• [Exercise requirements]:
Your copy of the material must match it exactly, except that pictures are dropped.

--------------------

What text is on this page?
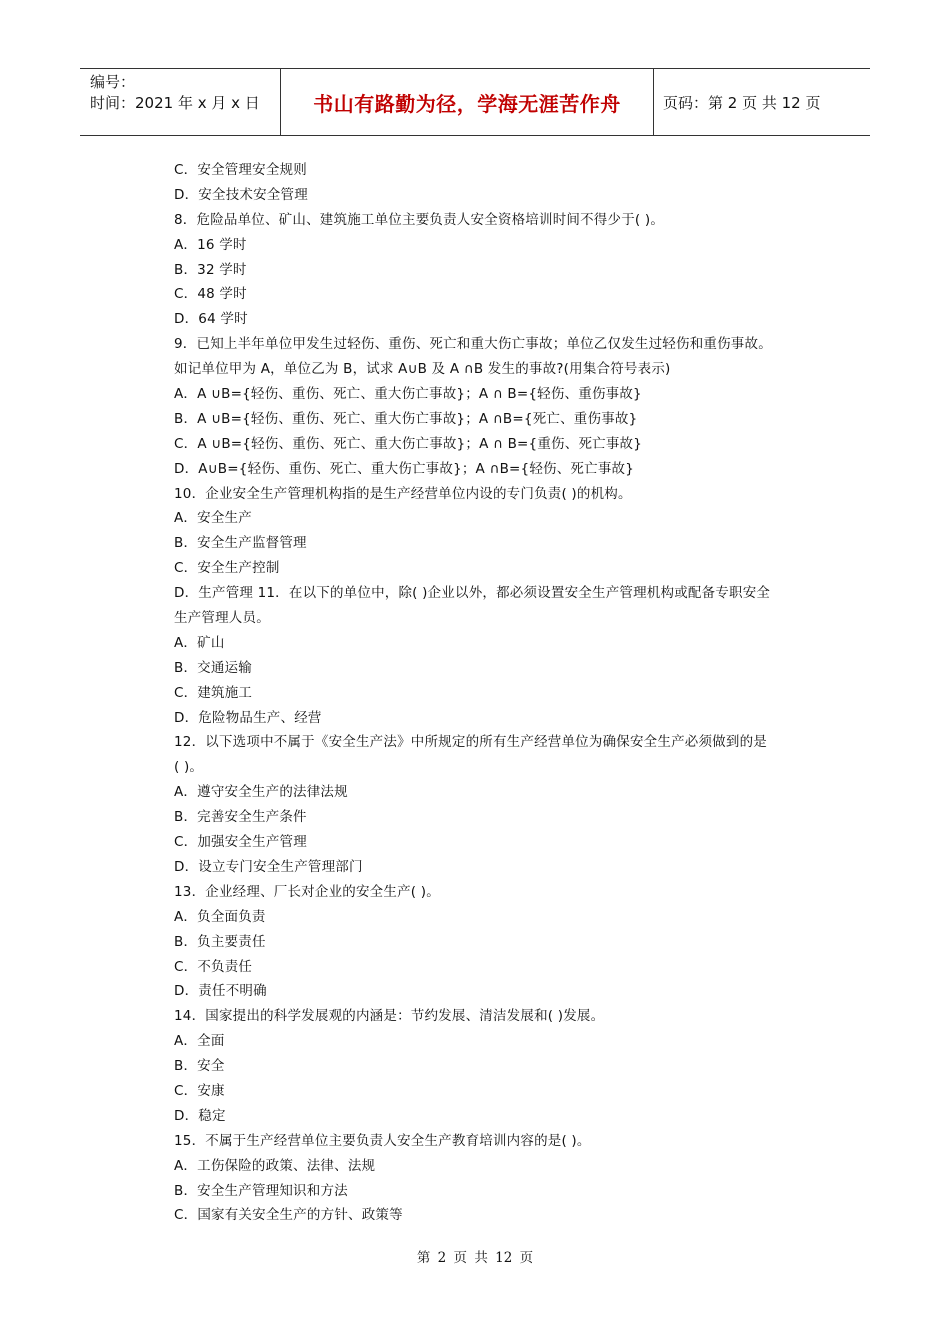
编号：
时间：2021 年 x 月 x 日	书山有路勤为径，学海无涯苦作舟	页码：第 2 页 共 12 页
C．安全管理安全规则
D．安全技术安全管理
8．危险品单位、矿山、建筑施工单位主要负责人安全资格培训时间不得少于( )。
A．16 学时
B．32 学时
C．48 学时
D．64 学时
9．已知上半年单位甲发生过轻伤、重伤、死亡和重大伤亡事故；单位乙仅发生过轻伤和重伤事故。
如记单位甲为 A，单位乙为 B，试求 A∪B 及 A ∩B 发生的事故?(用集合符号表示)
A．A ∪B={轻伤、重伤、死亡、重大伤亡事故}；A ∩ B={轻伤、重伤事故}
B．A ∪B={轻伤、重伤、死亡、重大伤亡事故}；A ∩B={死亡、重伤事故}
C．A ∪B={轻伤、重伤、死亡、重大伤亡事故}；A ∩ B={重伤、死亡事故}
D．A∪B={轻伤、重伤、死亡、重大伤亡事故}；A ∩B={轻伤、死亡事故}
10．企业安全生产管理机构指的是生产经营单位内设的专门负责( )的机构。
A．安全生产
B．安全生产监督管理
C．安全生产控制
D．生产管理 11．在以下的单位中，除( )企业以外，都必须设置安全生产管理机构或配备专职安全
生产管理人员。
A．矿山
B．交通运输
C．建筑施工
D．危险物品生产、经营
12．以下选项中不属于《安全生产法》中所规定的所有生产经营单位为确保安全生产必须做到的是
( )。
A．遵守安全生产的法律法规
B．完善安全生产条件
C．加强安全生产管理
D．设立专门安全生产管理部门
13．企业经理、厂长对企业的安全生产( )。
A．负全面负责
B．负主要责任
C．不负责任
D．责任不明确
14．国家提出的科学发展观的内涵是：节约发展、清洁发展和( )发展。
A．全面
B．安全
C．安康
D．稳定
15．不属于生产经营单位主要负责人安全生产教育培训内容的是( )。
A．工伤保险的政策、法律、法规
B．安全生产管理知识和方法
C．国家有关安全生产的方针、政策等
第 2 页 共 12 页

--------------------

• [Complete response]:
What text is on this page?
编号：
时间：2021 年 x 月 x 日	书山有路勤为径，学海无涯苦作舟	页码：第 2 页 共 12 页
C．安全管理安全规则
D．安全技术安全管理
8．危险品单位、矿山、建筑施工单位主要负责人安全资格培训时间不得少于( )。
A．16 学时
B．32 学时
C．48 学时
D．64 学时
9．已知上半年单位甲发生过轻伤、重伤、死亡和重大伤亡事故；单位乙仅发生过轻伤和重伤事故。
如记单位甲为 A，单位乙为 B，试求 A∪B 及 A ∩B 发生的事故?(用集合符号表示)
A．A ∪B={轻伤、重伤、死亡、重大伤亡事故}；A ∩ B={轻伤、重伤事故}
B．A ∪B={轻伤、重伤、死亡、重大伤亡事故}；A ∩B={死亡、重伤事故}
C．A ∪B={轻伤、重伤、死亡、重大伤亡事故}；A ∩ B={重伤、死亡事故}
D．A∪B={轻伤、重伤、死亡、重大伤亡事故}；A ∩B={轻伤、死亡事故}
10．企业安全生产管理机构指的是生产经营单位内设的专门负责( )的机构。
A．安全生产
B．安全生产监督管理
C．安全生产控制
D．生产管理 11．在以下的单位中，除( )企业以外，都必须设置安全生产管理机构或配备专职安全
生产管理人员。
A．矿山
B．交通运输
C．建筑施工
D．危险物品生产、经营
12．以下选项中不属于《安全生产法》中所规定的所有生产经营单位为确保安全生产必须做到的是
( )。
A．遵守安全生产的法律法规
B．完善安全生产条件
C．加强安全生产管理
D．设立专门安全生产管理部门
13．企业经理、厂长对企业的安全生产( )。
A．负全面负责
B．负主要责任
C．不负责任
D．责任不明确
14．国家提出的科学发展观的内涵是：节约发展、清洁发展和( )发展。
A．全面
B．安全
C．安康
D．稳定
15．不属于生产经营单位主要负责人安全生产教育培训内容的是( )。
A．工伤保险的政策、法律、法规
B．安全生产管理知识和方法
C．国家有关安全生产的方针、政策等
第 2 页 共 12 页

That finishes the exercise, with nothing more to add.